__Records supplied__.
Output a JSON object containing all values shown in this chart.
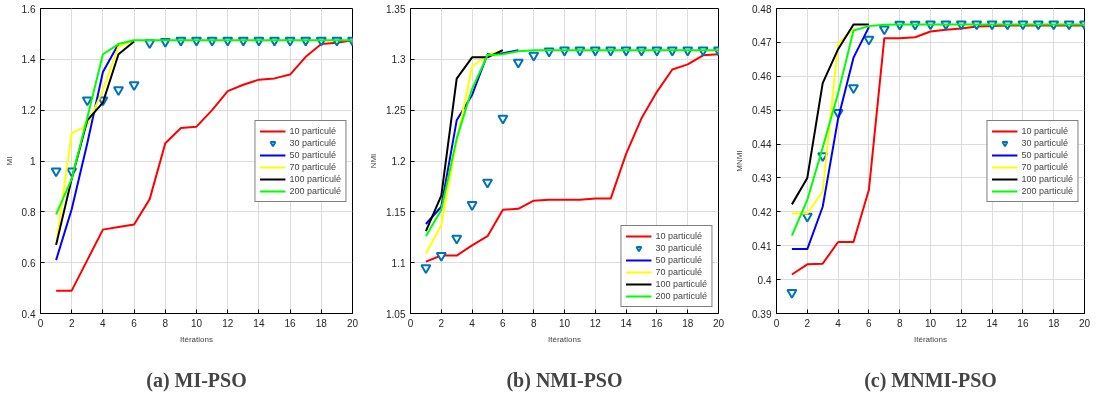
{
  "chart_data": [
    {
      "type": "line",
      "title": "(a) MI-PSO",
      "xlabel": "Itérations",
      "ylabel": "MI",
      "x": [
        1,
        2,
        3,
        4,
        5,
        6,
        7,
        8,
        9,
        10,
        11,
        12,
        13,
        14,
        15,
        16,
        17,
        18,
        19,
        20
      ],
      "xlim": [
        0,
        20
      ],
      "xticks": [
        0,
        2,
        4,
        6,
        8,
        10,
        12,
        14,
        16,
        18,
        20
      ],
      "ylim": [
        0.4,
        1.6
      ],
      "yticks": [
        0.4,
        0.6,
        0.8,
        1,
        1.2,
        1.4,
        1.6
      ],
      "grid": true,
      "legend": "right",
      "series": [
        {
          "name": "10 particulé",
          "color": "#ff0000",
          "values": [
            0.49,
            0.49,
            0.61,
            0.73,
            0.74,
            0.75,
            0.85,
            1.07,
            1.13,
            1.135,
            1.2,
            1.275,
            1.3,
            1.32,
            1.325,
            1.34,
            1.41,
            1.46,
            1.465,
            1.475
          ]
        },
        {
          "name": "30 particulé",
          "type": "scatter",
          "marker": "triangle",
          "color": "#0072bd",
          "values": [
            0.96,
            0.96,
            1.24,
            1.24,
            1.28,
            1.3,
            1.465,
            1.47,
            1.475,
            1.475,
            1.475,
            1.475,
            1.475,
            1.475,
            1.475,
            1.475,
            1.475,
            1.475,
            1.475,
            1.475
          ]
        },
        {
          "name": "50 particulé",
          "color": "#0000ff",
          "values": [
            0.61,
            0.81,
            1.07,
            1.35,
            1.46,
            null,
            null,
            null,
            null,
            null,
            null,
            null,
            null,
            null,
            null,
            null,
            null,
            null,
            null,
            null
          ]
        },
        {
          "name": "70 particulé",
          "color": "#ffff00",
          "values": [
            0.67,
            1.11,
            1.14,
            1.28,
            1.45,
            1.475,
            null,
            null,
            null,
            null,
            null,
            null,
            null,
            null,
            null,
            null,
            null,
            null,
            null,
            null
          ]
        },
        {
          "name": "100 particulé",
          "color": "#000000",
          "values": [
            0.67,
            0.93,
            1.16,
            1.23,
            1.42,
            1.47,
            null,
            null,
            null,
            null,
            null,
            null,
            null,
            null,
            null,
            null,
            null,
            null,
            null,
            null
          ]
        },
        {
          "name": "200 particulé",
          "color": "#00ff00",
          "values": [
            0.79,
            0.93,
            1.17,
            1.42,
            1.46,
            1.475,
            1.475,
            1.475,
            1.475,
            1.475,
            1.475,
            1.475,
            1.475,
            1.475,
            1.475,
            1.475,
            1.475,
            1.475,
            1.475,
            1.475
          ]
        }
      ]
    },
    {
      "type": "line",
      "title": "(b) NMI-PSO",
      "xlabel": "Itérations",
      "ylabel": "NMI",
      "x": [
        1,
        2,
        3,
        4,
        5,
        6,
        7,
        8,
        9,
        10,
        11,
        12,
        13,
        14,
        15,
        16,
        17,
        18,
        19,
        20
      ],
      "xlim": [
        0,
        20
      ],
      "xticks": [
        0,
        2,
        4,
        6,
        8,
        10,
        12,
        14,
        16,
        18,
        20
      ],
      "ylim": [
        1.05,
        1.35
      ],
      "yticks": [
        1.05,
        1.1,
        1.15,
        1.2,
        1.25,
        1.3,
        1.35
      ],
      "grid": true,
      "legend": "bottom right",
      "series": [
        {
          "name": "10 particulé",
          "color": "#ff0000",
          "values": [
            1.101,
            1.107,
            1.107,
            1.117,
            1.126,
            1.152,
            1.153,
            1.161,
            1.162,
            1.162,
            1.162,
            1.163,
            1.163,
            1.207,
            1.242,
            1.268,
            1.29,
            1.295,
            1.304,
            1.305
          ]
        },
        {
          "name": "30 particulé",
          "type": "scatter",
          "marker": "triangle",
          "color": "#0072bd",
          "values": [
            1.095,
            1.107,
            1.124,
            1.157,
            1.179,
            1.242,
            1.297,
            1.304,
            1.308,
            1.309,
            1.309,
            1.309,
            1.309,
            1.309,
            1.309,
            1.309,
            1.309,
            1.309,
            1.309,
            1.309
          ]
        },
        {
          "name": "50 particulé",
          "color": "#0000ff",
          "values": [
            1.138,
            1.155,
            1.24,
            1.265,
            1.305,
            1.306,
            1.309,
            null,
            null,
            null,
            null,
            null,
            null,
            null,
            null,
            null,
            null,
            null,
            null,
            null
          ]
        },
        {
          "name": "70 particulé",
          "color": "#ffff00",
          "values": [
            1.109,
            1.137,
            1.22,
            1.293,
            1.304,
            1.309,
            null,
            null,
            null,
            null,
            null,
            null,
            null,
            null,
            null,
            null,
            null,
            null,
            null,
            null
          ]
        },
        {
          "name": "100 particulé",
          "color": "#000000",
          "values": [
            1.131,
            1.166,
            1.281,
            1.302,
            1.302,
            1.309,
            null,
            null,
            null,
            null,
            null,
            null,
            null,
            null,
            null,
            null,
            null,
            null,
            null,
            null
          ]
        },
        {
          "name": "200 particulé",
          "color": "#00ff00",
          "values": [
            1.126,
            1.152,
            1.222,
            1.271,
            1.304,
            1.305,
            1.308,
            1.309,
            1.309,
            1.309,
            1.309,
            1.309,
            1.309,
            1.309,
            1.309,
            1.309,
            1.309,
            1.309,
            1.309,
            1.309
          ]
        }
      ]
    },
    {
      "type": "line",
      "title": "(c) MNMI-PSO",
      "xlabel": "Itérations",
      "ylabel": "MNMI",
      "x": [
        1,
        2,
        3,
        4,
        5,
        6,
        7,
        8,
        9,
        10,
        11,
        12,
        13,
        14,
        15,
        16,
        17,
        18,
        19,
        20
      ],
      "xlim": [
        0,
        20
      ],
      "xticks": [
        0,
        2,
        4,
        6,
        8,
        10,
        12,
        14,
        16,
        18,
        20
      ],
      "ylim": [
        0.39,
        0.48
      ],
      "yticks": [
        0.39,
        0.4,
        0.41,
        0.42,
        0.43,
        0.44,
        0.45,
        0.46,
        0.47,
        0.48
      ],
      "grid": true,
      "legend": "right",
      "series": [
        {
          "name": "10 particulé",
          "color": "#ff0000",
          "values": [
            0.4015,
            0.4045,
            0.4047,
            0.4111,
            0.4111,
            0.4265,
            0.4712,
            0.4712,
            0.4715,
            0.4732,
            0.4737,
            0.4741,
            0.4747,
            0.4748,
            0.475,
            0.475,
            0.475,
            0.475,
            0.475,
            0.475
          ]
        },
        {
          "name": "30 particulé",
          "type": "scatter",
          "marker": "triangle",
          "color": "#0072bd",
          "values": [
            0.3962,
            0.4187,
            0.4365,
            0.4493,
            0.4566,
            0.4709,
            0.4739,
            0.4753,
            0.4753,
            0.4754,
            0.4754,
            0.4754,
            0.4754,
            0.4754,
            0.4754,
            0.4754,
            0.4754,
            0.4754,
            0.4754,
            0.4754
          ]
        },
        {
          "name": "50 particulé",
          "color": "#0000ff",
          "values": [
            0.409,
            0.409,
            0.4215,
            0.4475,
            0.4655,
            0.4745,
            null,
            null,
            null,
            null,
            null,
            null,
            null,
            null,
            null,
            null,
            null,
            null,
            null,
            null
          ]
        },
        {
          "name": "70 particulé",
          "color": "#ffff00",
          "values": [
            0.4195,
            0.4195,
            0.426,
            0.4695,
            0.474,
            null,
            null,
            null,
            null,
            null,
            null,
            null,
            null,
            null,
            null,
            null,
            null,
            null,
            null,
            null
          ]
        },
        {
          "name": "100 particulé",
          "color": "#000000",
          "values": [
            0.4222,
            0.43,
            0.458,
            0.468,
            0.4753,
            0.4753,
            null,
            null,
            null,
            null,
            null,
            null,
            null,
            null,
            null,
            null,
            null,
            null,
            null,
            null
          ]
        },
        {
          "name": "200 particulé",
          "color": "#00ff00",
          "values": [
            0.413,
            0.4235,
            0.439,
            0.455,
            0.4735,
            0.4748,
            0.4752,
            0.4753,
            0.4753,
            0.4753,
            0.4753,
            0.4753,
            0.4753,
            0.4753,
            0.4753,
            0.4753,
            0.4753,
            0.4753,
            0.4753,
            0.4753
          ]
        }
      ]
    }
  ]
}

__Short problem__.
Extract every line above that contains the word "title".

__Reply to the exercise__.
      "title": "(a) MI-PSO",
      "title": "(b) NMI-PSO",
      "title": "(c) MNMI-PSO",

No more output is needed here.